● **What the task requires**
Find how many lines contain "structured" and state only that number.

● **Exercise input**
◇ ◇ ◇ ◇

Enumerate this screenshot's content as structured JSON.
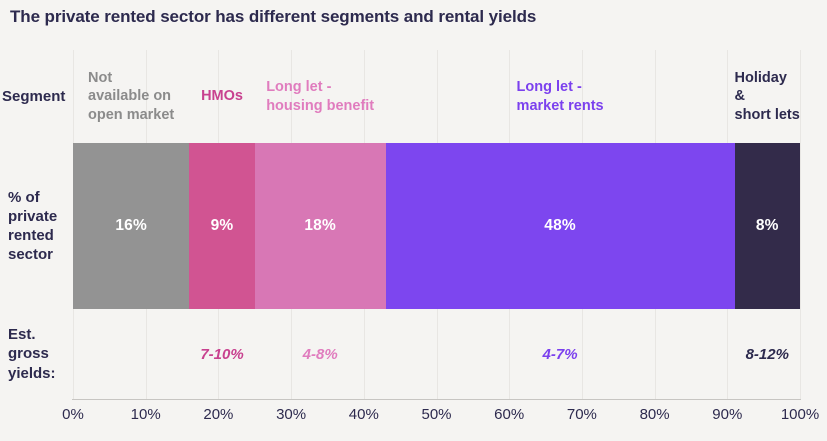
{
  "page": {
    "background_color": "#f5f4f2",
    "text_dark_color": "#2d2a4e",
    "gridline_color": "#e8e6e3",
    "axis_line_color": "#c7c5c2"
  },
  "title": "The private rented sector has different segments and rental yields",
  "rows": {
    "segment_label": "Segment",
    "share_label": "% of\nprivate\nrented\nsector",
    "yields_label": "Est.\ngross\nyields:"
  },
  "chart_data": {
    "type": "bar",
    "subtype": "stacked-horizontal-100pct",
    "title": "The private rented sector has different segments and rental yields",
    "xlabel": "",
    "ylabel": "",
    "x_range": [
      0,
      100
    ],
    "grid": true,
    "x_ticks": [
      "0%",
      "10%",
      "20%",
      "30%",
      "40%",
      "50%",
      "60%",
      "70%",
      "80%",
      "90%",
      "100%"
    ],
    "segments": [
      {
        "name": "Not available on open market",
        "label_text": "Not\navailable on\nopen market",
        "share_pct": 16,
        "share_label": "16%",
        "gross_yield": "",
        "color": "#939393",
        "label_color": "#8b8b8b",
        "bar_width": "16%"
      },
      {
        "name": "HMOs",
        "label_text": "HMOs",
        "share_pct": 9,
        "share_label": "9%",
        "gross_yield": "7-10%",
        "color": "#d15492",
        "label_color": "#c8418f",
        "bar_width": "9%"
      },
      {
        "name": "Long let - housing benefit",
        "label_text": "Long let -\nhousing benefit",
        "share_pct": 18,
        "share_label": "18%",
        "gross_yield": "4-8%",
        "color": "#d877b5",
        "label_color": "#e07cbe",
        "bar_width": "18%"
      },
      {
        "name": "Long let - market rents",
        "label_text": "Long let -\nmarket rents",
        "share_pct": 48,
        "share_label": "48%",
        "gross_yield": "4-7%",
        "color": "#7d46ef",
        "label_color": "#7b40ee",
        "bar_width": "48%"
      },
      {
        "name": "Holiday & short lets",
        "label_text": "Holiday &\nshort lets",
        "share_pct": 8,
        "share_label": "8%",
        "gross_yield": "8-12%",
        "color": "#332b4a",
        "label_color": "#2d2a4e",
        "bar_width": "9%"
      }
    ]
  }
}
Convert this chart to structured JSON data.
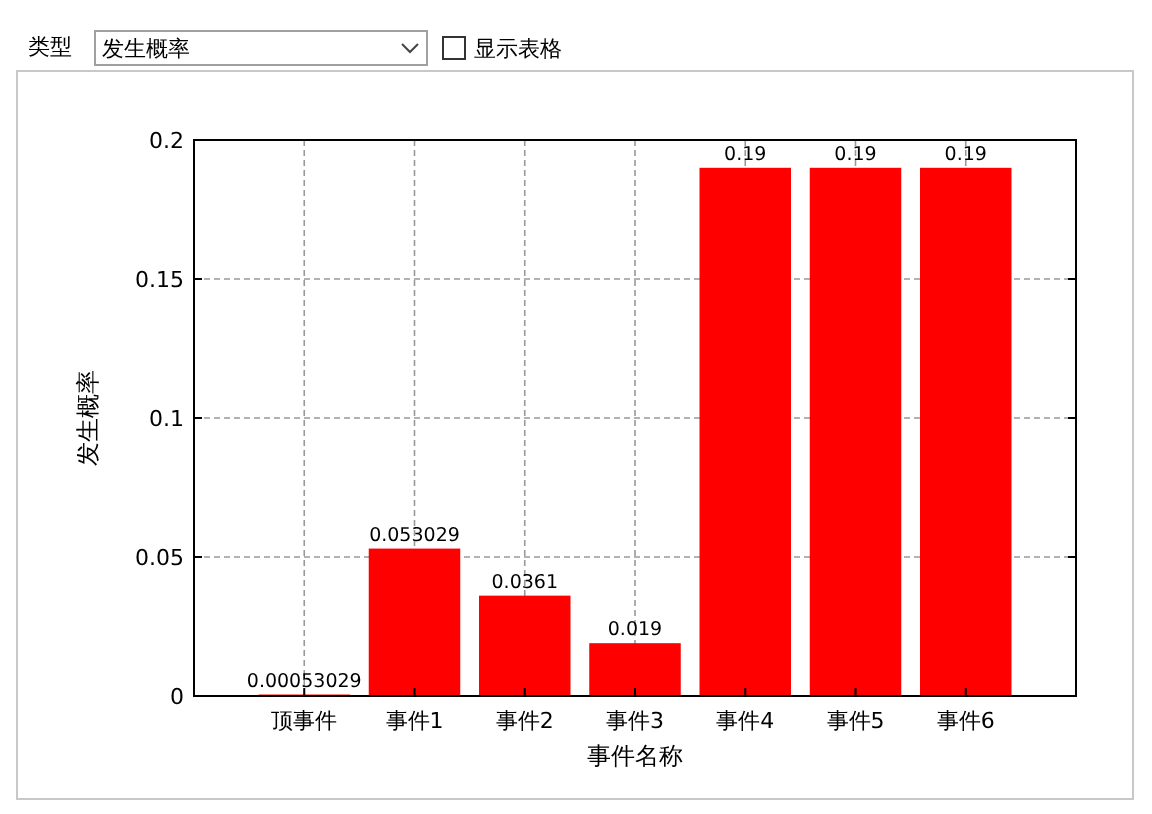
{
  "chart_data": {
    "type": "bar",
    "xlabel": "事件名称",
    "ylabel": "发生概率",
    "annotations": [
      "类型",
      "发生概率",
      "显示表格"
    ],
    "categories": [
      "顶事件",
      "事件1",
      "事件2",
      "事件3",
      "事件4",
      "事件5",
      "事件6"
    ],
    "values": [
      0.00053029,
      0.053029,
      0.0361,
      0.019,
      0.19,
      0.19,
      0.19
    ],
    "color": "#ff0000",
    "ylim": [
      0,
      0.2
    ],
    "yticks": [
      0,
      0.05,
      0.1,
      0.15,
      0.2
    ],
    "grid": true,
    "data_labels": true
  }
}
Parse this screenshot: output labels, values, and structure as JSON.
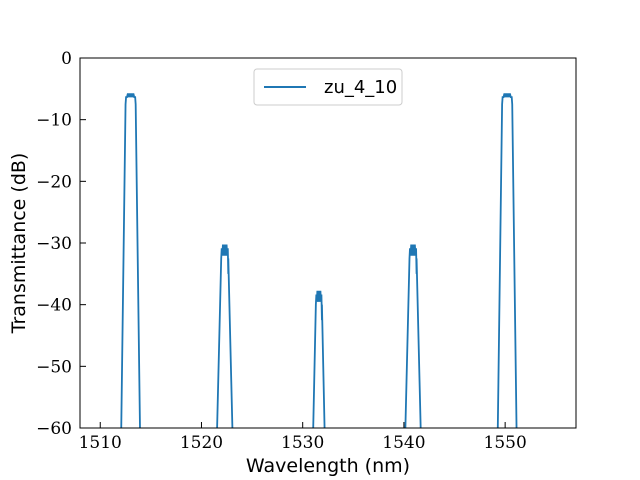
{
  "chart_data": {
    "type": "line",
    "title": "",
    "xlabel": "Wavelength (nm)",
    "ylabel": "Transmittance (dB)",
    "xlim": [
      1508,
      1557
    ],
    "ylim": [
      -60,
      0
    ],
    "xticks": [
      1510,
      1520,
      1530,
      1540,
      1550
    ],
    "yticks": [
      0,
      -10,
      -20,
      -30,
      -40,
      -50,
      -60
    ],
    "xtick_labels": [
      "1510",
      "1520",
      "1530",
      "1540",
      "1550"
    ],
    "ytick_labels": [
      "0",
      "−10",
      "−20",
      "−30",
      "−40",
      "−50",
      "−60"
    ],
    "grid": false,
    "legend_position": "top-center",
    "series": [
      {
        "name": "zu_4_10",
        "color": "#1f77b4",
        "peaks": [
          {
            "center": 1513.0,
            "peak_db": -6.0,
            "flat_halfwidth": 0.45,
            "edge_halfwidth": 0.95
          },
          {
            "center": 1522.3,
            "peak_db": -31.0,
            "flat_halfwidth": 0.3,
            "edge_halfwidth": 0.8
          },
          {
            "center": 1531.6,
            "peak_db": -38.5,
            "flat_halfwidth": 0.25,
            "edge_halfwidth": 0.6
          },
          {
            "center": 1540.9,
            "peak_db": -31.0,
            "flat_halfwidth": 0.3,
            "edge_halfwidth": 0.8
          },
          {
            "center": 1550.2,
            "peak_db": -6.0,
            "flat_halfwidth": 0.45,
            "edge_halfwidth": 0.95
          }
        ]
      }
    ]
  }
}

◇ ◇ ◇ ◇

● **Worked answer**
2